— Begin —
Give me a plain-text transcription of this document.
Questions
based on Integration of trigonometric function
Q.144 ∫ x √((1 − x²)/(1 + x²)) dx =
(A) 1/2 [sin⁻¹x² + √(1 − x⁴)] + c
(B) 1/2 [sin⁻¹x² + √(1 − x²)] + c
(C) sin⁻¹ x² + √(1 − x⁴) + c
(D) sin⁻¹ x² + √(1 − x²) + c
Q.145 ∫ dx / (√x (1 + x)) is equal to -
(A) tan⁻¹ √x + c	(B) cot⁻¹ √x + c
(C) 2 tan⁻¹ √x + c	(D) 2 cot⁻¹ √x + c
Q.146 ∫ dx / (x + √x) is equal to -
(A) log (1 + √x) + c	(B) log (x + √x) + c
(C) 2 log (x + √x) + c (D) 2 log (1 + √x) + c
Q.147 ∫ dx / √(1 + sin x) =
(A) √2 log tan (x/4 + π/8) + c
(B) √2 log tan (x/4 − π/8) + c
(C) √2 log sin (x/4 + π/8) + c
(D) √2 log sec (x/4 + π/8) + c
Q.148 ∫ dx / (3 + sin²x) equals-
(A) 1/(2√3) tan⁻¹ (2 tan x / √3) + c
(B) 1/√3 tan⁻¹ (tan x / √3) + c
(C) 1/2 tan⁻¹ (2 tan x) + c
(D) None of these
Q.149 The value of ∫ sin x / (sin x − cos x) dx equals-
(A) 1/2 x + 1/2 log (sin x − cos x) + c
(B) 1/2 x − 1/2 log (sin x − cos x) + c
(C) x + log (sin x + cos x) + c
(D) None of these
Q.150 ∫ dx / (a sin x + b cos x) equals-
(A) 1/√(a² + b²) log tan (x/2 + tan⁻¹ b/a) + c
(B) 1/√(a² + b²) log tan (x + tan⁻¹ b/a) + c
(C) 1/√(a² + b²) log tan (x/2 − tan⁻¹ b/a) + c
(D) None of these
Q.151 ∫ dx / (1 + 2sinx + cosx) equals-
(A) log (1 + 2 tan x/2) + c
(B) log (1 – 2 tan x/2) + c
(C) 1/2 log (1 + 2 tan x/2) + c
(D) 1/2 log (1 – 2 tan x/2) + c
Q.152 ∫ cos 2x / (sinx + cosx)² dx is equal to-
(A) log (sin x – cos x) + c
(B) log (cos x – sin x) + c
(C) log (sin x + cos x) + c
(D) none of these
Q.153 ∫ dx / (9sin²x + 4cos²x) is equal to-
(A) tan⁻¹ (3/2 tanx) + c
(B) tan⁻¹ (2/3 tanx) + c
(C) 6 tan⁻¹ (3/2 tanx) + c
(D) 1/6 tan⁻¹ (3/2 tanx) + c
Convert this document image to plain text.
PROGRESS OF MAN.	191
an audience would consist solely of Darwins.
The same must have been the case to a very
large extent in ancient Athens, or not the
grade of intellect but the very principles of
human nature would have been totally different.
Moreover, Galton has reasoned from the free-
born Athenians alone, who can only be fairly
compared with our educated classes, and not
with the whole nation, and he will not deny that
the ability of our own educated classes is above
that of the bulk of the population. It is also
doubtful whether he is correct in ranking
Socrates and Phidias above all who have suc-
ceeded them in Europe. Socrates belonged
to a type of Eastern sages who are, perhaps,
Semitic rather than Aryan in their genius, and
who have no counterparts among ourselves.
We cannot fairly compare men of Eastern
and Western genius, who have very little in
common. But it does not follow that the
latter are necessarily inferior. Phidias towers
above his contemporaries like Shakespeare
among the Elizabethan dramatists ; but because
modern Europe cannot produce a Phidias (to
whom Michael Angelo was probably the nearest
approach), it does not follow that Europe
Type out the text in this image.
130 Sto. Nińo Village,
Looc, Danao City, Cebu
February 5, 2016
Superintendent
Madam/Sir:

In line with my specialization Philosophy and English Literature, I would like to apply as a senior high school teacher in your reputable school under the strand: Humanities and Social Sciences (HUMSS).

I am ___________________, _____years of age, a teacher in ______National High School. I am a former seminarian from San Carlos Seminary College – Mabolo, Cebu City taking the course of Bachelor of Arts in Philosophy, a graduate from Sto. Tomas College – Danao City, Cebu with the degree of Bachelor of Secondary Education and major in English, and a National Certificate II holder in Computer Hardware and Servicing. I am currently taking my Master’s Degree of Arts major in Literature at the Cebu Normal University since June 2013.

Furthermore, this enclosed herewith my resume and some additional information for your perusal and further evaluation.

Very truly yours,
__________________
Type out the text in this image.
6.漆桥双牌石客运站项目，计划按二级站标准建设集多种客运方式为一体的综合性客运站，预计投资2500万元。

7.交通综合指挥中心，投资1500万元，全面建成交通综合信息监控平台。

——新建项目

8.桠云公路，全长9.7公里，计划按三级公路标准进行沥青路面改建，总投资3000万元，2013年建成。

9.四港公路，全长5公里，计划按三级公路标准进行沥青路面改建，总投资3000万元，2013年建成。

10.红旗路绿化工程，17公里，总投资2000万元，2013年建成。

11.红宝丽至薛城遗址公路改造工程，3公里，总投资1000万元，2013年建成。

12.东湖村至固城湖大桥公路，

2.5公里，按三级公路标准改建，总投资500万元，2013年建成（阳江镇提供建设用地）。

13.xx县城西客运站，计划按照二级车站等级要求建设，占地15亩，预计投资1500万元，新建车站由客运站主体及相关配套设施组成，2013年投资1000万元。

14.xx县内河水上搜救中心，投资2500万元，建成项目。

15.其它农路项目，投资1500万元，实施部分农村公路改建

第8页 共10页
— End —
Task description - From the listing above, copy every line that holds the string "document".

Problem solution -
Give me a plain-text transcription of this document.
Convert this document image to plain text.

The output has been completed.